[Source data]
☆ ☆ ☆
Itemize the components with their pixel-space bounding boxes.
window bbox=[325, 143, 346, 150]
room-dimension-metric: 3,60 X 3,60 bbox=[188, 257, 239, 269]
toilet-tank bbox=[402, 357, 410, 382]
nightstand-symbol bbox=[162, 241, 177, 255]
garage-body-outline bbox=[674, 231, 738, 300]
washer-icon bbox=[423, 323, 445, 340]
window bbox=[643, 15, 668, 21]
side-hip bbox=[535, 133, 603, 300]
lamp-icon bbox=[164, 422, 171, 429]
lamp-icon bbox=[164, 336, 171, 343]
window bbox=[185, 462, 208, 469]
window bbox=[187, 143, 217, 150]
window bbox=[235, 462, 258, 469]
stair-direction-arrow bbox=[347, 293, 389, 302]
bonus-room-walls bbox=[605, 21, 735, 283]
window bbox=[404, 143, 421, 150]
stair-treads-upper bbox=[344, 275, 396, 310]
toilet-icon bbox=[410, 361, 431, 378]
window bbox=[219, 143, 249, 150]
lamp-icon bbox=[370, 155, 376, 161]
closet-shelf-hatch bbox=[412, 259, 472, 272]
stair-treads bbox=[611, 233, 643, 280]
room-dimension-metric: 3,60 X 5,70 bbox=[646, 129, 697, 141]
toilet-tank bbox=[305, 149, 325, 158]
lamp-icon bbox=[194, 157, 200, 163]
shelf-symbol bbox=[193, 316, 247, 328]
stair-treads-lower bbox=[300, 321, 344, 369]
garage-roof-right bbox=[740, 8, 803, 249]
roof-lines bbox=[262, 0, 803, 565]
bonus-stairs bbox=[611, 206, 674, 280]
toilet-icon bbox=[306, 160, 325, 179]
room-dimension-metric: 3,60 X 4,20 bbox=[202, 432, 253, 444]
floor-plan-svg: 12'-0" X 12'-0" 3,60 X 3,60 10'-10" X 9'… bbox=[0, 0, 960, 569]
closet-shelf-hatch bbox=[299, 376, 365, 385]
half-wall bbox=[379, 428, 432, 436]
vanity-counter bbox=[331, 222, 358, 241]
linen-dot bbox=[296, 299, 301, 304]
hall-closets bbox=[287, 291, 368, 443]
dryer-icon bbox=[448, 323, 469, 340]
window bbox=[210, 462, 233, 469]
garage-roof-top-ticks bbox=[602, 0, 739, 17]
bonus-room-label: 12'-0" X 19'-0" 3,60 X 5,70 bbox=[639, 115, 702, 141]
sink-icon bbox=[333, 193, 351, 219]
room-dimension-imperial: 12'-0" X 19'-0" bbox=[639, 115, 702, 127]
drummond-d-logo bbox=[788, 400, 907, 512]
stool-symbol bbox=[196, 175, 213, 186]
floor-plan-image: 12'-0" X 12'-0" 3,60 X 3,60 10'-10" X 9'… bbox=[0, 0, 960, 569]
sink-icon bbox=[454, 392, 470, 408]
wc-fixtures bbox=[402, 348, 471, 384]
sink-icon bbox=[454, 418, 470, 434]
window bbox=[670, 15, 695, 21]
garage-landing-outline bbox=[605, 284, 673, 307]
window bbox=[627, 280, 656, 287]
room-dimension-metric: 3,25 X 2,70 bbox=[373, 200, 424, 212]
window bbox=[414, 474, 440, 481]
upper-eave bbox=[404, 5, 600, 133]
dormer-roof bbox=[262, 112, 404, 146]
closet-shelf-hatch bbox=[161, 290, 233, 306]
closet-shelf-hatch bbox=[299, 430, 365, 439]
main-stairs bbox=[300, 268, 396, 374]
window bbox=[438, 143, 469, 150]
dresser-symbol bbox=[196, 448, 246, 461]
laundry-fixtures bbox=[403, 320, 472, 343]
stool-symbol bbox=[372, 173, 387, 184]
☆ ☆ ☆
Render every line of the records above as a Markdown table, skipping blank lines, with a "Row" column numbering each row and an "Entry" column holding the line.

| Row | Entry |
|---|---|
| 1 | Itemize the components with their pixel-space bounding boxes. |
| 2 | window bbox=[325, 143, 346, 150] |
| 3 | room-dimension-metric: 3,60 X 3,60 bbox=[188, 257, 239, 269] |
| 4 | toilet-tank bbox=[402, 357, 410, 382] |
| 5 | nightstand-symbol bbox=[162, 241, 177, 255] |
| 6 | garage-body-outline bbox=[674, 231, 738, 300] |
| 7 | washer-icon bbox=[423, 323, 445, 340] |
| 8 | window bbox=[643, 15, 668, 21] |
| 9 | side-hip bbox=[535, 133, 603, 300] |
| 10 | lamp-icon bbox=[164, 422, 171, 429] |
| 11 | lamp-icon bbox=[164, 336, 171, 343] |
| 12 | window bbox=[185, 462, 208, 469] |
| 13 | window bbox=[187, 143, 217, 150] |
| 14 | window bbox=[235, 462, 258, 469] |
| 15 | stair-direction-arrow bbox=[347, 293, 389, 302] |
| 16 | bonus-room-walls bbox=[605, 21, 735, 283] |
| 17 | window bbox=[404, 143, 421, 150] |
| 18 | stair-treads-upper bbox=[344, 275, 396, 310] |
| 19 | toilet-icon bbox=[410, 361, 431, 378] |
| 20 | window bbox=[219, 143, 249, 150] |
| 21 | lamp-icon bbox=[370, 155, 376, 161] |
| 22 | closet-shelf-hatch bbox=[412, 259, 472, 272] |
| 23 | stair-treads bbox=[611, 233, 643, 280] |
| 24 | room-dimension-metric: 3,60 X 5,70 bbox=[646, 129, 697, 141] |
| 25 | toilet-tank bbox=[305, 149, 325, 158] |
| 26 | lamp-icon bbox=[194, 157, 200, 163] |
| 27 | shelf-symbol bbox=[193, 316, 247, 328] |
| 28 | stair-treads-lower bbox=[300, 321, 344, 369] |
| 29 | garage-roof-right bbox=[740, 8, 803, 249] |
| 30 | roof-lines bbox=[262, 0, 803, 565] |
| 31 | bonus-stairs bbox=[611, 206, 674, 280] |
| 32 | toilet-icon bbox=[306, 160, 325, 179] |
| 33 | room-dimension-metric: 3,60 X 4,20 bbox=[202, 432, 253, 444] |
| 34 | floor-plan-svg: 12'-0" X 12'-0" 3,60 X 3,60 10'-10" X 9'… bbox=[0, 0, 960, 569] |
| 35 | closet-shelf-hatch bbox=[299, 376, 365, 385] |
| 36 | half-wall bbox=[379, 428, 432, 436] |
| 37 | vanity-counter bbox=[331, 222, 358, 241] |
| 38 | linen-dot bbox=[296, 299, 301, 304] |
| 39 | hall-closets bbox=[287, 291, 368, 443] |
| 40 | dryer-icon bbox=[448, 323, 469, 340] |
| 41 | window bbox=[210, 462, 233, 469] |
| 42 | garage-roof-top-ticks bbox=[602, 0, 739, 17] |
| 43 | bonus-room-label: 12'-0" X 19'-0" 3,60 X 5,70 bbox=[639, 115, 702, 141] |
| 44 | sink-icon bbox=[333, 193, 351, 219] |
| 45 | room-dimension-imperial: 12'-0" X 19'-0" bbox=[639, 115, 702, 127] |
| 46 | drummond-d-logo bbox=[788, 400, 907, 512] |
| 47 | stool-symbol bbox=[196, 175, 213, 186] |
| 48 | floor-plan-image: 12'-0" X 12'-0" 3,60 X 3,60 10'-10" X 9'… bbox=[0, 0, 960, 569] |
| 49 | sink-icon bbox=[454, 392, 470, 408] |
| 50 | wc-fixtures bbox=[402, 348, 471, 384] |
| 51 | sink-icon bbox=[454, 418, 470, 434] |
| 52 | window bbox=[670, 15, 695, 21] |
| 53 | garage-landing-outline bbox=[605, 284, 673, 307] |
| 54 | window bbox=[627, 280, 656, 287] |
| 55 | room-dimension-metric: 3,25 X 2,70 bbox=[373, 200, 424, 212] |
| 56 | window bbox=[414, 474, 440, 481] |
| 57 | upper-eave bbox=[404, 5, 600, 133] |
| 58 | dormer-roof bbox=[262, 112, 404, 146] |
| 59 | closet-shelf-hatch bbox=[161, 290, 233, 306] |
| 60 | closet-shelf-hatch bbox=[299, 430, 365, 439] |
| 61 | main-stairs bbox=[300, 268, 396, 374] |
| 62 | window bbox=[438, 143, 469, 150] |
| 63 | dresser-symbol bbox=[196, 448, 246, 461] |
| 64 | laundry-fixtures bbox=[403, 320, 472, 343] |
| 65 | stool-symbol bbox=[372, 173, 387, 184] |